TO BE DONE » You are to retype all of the data exactly as it appears.

RECORDS FOR PROCESSING »
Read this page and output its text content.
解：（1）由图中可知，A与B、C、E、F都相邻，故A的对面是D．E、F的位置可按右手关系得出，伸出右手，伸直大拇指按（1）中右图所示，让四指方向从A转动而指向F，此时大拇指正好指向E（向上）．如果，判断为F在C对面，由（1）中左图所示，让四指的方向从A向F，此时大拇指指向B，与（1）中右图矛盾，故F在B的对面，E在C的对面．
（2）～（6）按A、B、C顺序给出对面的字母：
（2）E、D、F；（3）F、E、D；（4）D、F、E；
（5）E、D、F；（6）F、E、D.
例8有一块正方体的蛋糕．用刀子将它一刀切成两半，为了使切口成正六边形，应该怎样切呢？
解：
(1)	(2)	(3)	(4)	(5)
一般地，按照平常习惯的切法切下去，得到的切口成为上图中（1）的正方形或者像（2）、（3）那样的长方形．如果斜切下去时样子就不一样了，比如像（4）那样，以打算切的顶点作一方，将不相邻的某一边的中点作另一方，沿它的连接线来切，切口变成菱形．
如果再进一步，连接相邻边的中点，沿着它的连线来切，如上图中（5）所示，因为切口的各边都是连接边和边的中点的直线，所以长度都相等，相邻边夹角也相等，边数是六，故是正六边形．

EXERCISE OUTPUT »
Read this page and output its text content.
解：（1）由图中可知，A与B、C、E、F都相邻，故A的对面是D．E、F的位置可按右手关系得出，伸出右手，伸直大拇指按（1）中右图所示，让四指方向从A转动而指向F，此时大拇指正好指向E（向上）．如果，判断为F在C对面，由（1）中左图所示，让四指的方向从A向F，此时大拇指指向B，与（1）中右图矛盾，故F在B的对面，E在C的对面．
（2）～（6）按A、B、C顺序给出对面的字母：
（2）E、D、F；（3）F、E、D；（4）D、F、E；
（5）E、D、F；（6）F、E、D.
例8有一块正方体的蛋糕．用刀子将它一刀切成两半，为了使切口成正六边形，应该怎样切呢？
解：
(1)	(2)	(3)	(4)	(5)
一般地，按照平常习惯的切法切下去，得到的切口成为上图中（1）的正方形或者像（2）、（3）那样的长方形．如果斜切下去时样子就不一样了，比如像（4）那样，以打算切的顶点作一方，将不相邻的某一边的中点作另一方，沿它的连接线来切，切口变成菱形．
如果再进一步，连接相邻边的中点，沿着它的连线来切，如上图中（5）所示，因为切口的各边都是连接边和边的中点的直线，所以长度都相等，相邻边夹角也相等，边数是六，故是正六边形．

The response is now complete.